### [GIVEN EXERCISE]
Can you recast the data lines from the one containing "- data-point-label: 54.7: [116, 206, 157, 229]" through the one containing "- data-point-label: 53.2: [767, 225, 808, 248]", both included, as a numbered list with blank lines left out, giving only those lines?

Spatial annotation entries:
>>

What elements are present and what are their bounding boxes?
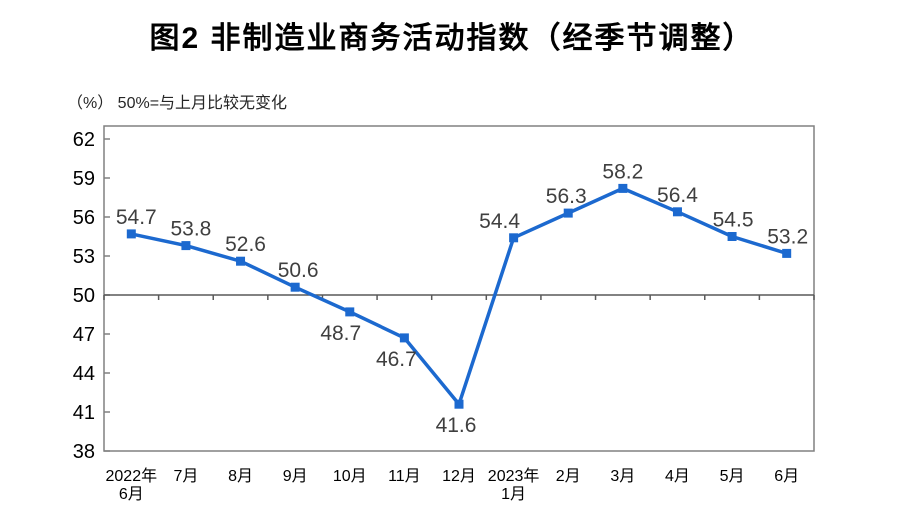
- data-point-label: 54.7: [116, 206, 157, 229]
- data-point-marker: [782, 248, 792, 258]
- y-axis-tick-label: 53: [73, 246, 95, 268]
- x-axis-category-label: 9月: [283, 468, 308, 485]
- data-point-label: 53.2: [767, 225, 808, 248]
- x-axis-category-label: 2023年: [488, 467, 540, 485]
- x-axis-category-label: 12月: [442, 468, 476, 485]
- data-point-label: 56.4: [657, 184, 698, 207]
- y-axis-tick-label: 56: [73, 207, 95, 229]
- x-axis-category-label: 2月: [556, 468, 581, 485]
- x-axis-category-label: 6月: [774, 468, 799, 485]
- data-point-label: 50.6: [278, 259, 319, 282]
- y-axis-tick-label: 47: [73, 324, 95, 346]
- data-point-marker: [454, 399, 464, 409]
- data-point-label: 46.7: [376, 348, 417, 371]
- plot-frame: [103, 125, 815, 452]
- x-axis-category-label: 1月: [501, 486, 526, 503]
- y-axis-tick-label: 50: [73, 285, 95, 307]
- data-point-marker: [399, 333, 409, 343]
- y-axis-tick-label: 59: [73, 168, 95, 190]
- x-axis-category-label: 4月: [665, 468, 690, 485]
- data-point-marker: [563, 208, 573, 218]
- data-point-marker: [236, 256, 246, 266]
- chart-title: 图2 非制造业商务活动指数（经季节调整）: [149, 22, 755, 55]
- x-axis-category-label: 3月: [610, 468, 635, 485]
- data-point-marker: [345, 307, 355, 317]
- data-point-marker: [181, 241, 191, 251]
- axis-unit-note: （%） 50%=与上月比较无变化: [67, 95, 288, 112]
- y-axis-tick-label: 62: [73, 129, 95, 151]
- series-line: [129, 186, 789, 406]
- x-axis-category-label: 11月: [388, 468, 421, 485]
- data-point-label: 48.7: [320, 322, 361, 345]
- data-point-label: 58.2: [602, 160, 643, 183]
- y-axis-tick-label: 41: [73, 402, 95, 424]
- data-point-marker: [618, 183, 628, 193]
- y-axis-tick-label: 38: [73, 441, 95, 463]
- x-axis-category-label: 5月: [720, 468, 745, 485]
- data-point-label: 54.4: [479, 210, 520, 233]
- data-point-label: 56.3: [546, 185, 587, 208]
- data-point-marker: [509, 233, 519, 243]
- data-point-marker: [290, 282, 300, 292]
- x-axis-category-label: 8月: [228, 468, 253, 485]
- x-axis-category-label: 2022年: [106, 467, 158, 485]
- data-point-label: 53.8: [170, 218, 211, 241]
- data-point-label: 41.6: [436, 414, 477, 437]
- data-point-label: 52.6: [225, 233, 266, 256]
- data-point-marker: [672, 207, 682, 217]
- data-point-marker: [126, 229, 136, 239]
- y-axis-tick-label: 44: [73, 363, 95, 385]
- x-axis-category-label: 6月: [119, 486, 144, 503]
- x-axis-category-label: 7月: [173, 468, 198, 485]
- x-axis-category-label: 10月: [333, 468, 367, 485]
- data-point-marker: [727, 232, 737, 241]
- data-point-label: 54.5: [713, 209, 754, 232]
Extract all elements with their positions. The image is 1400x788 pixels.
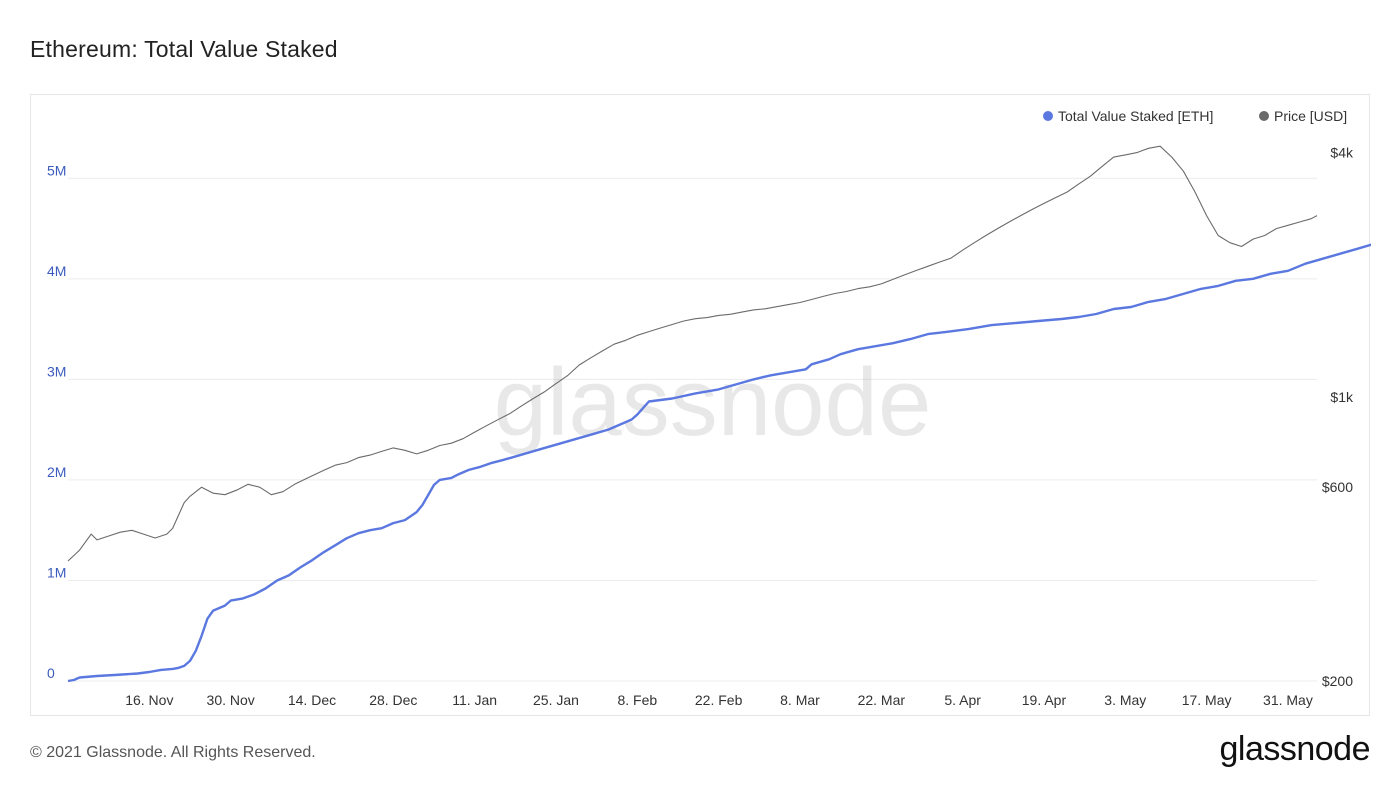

<<

### [RESULT BELOW]
1. - data-point-label: 54.7: [116, 206, 157, 229]
2. - data-point-marker: [782, 248, 792, 258]
3. - y-axis-tick-label: 53: [73, 246, 95, 268]
4. - x-axis-category-label: 9月: [283, 468, 308, 485]
5. - data-point-label: 53.2: [767, 225, 808, 248]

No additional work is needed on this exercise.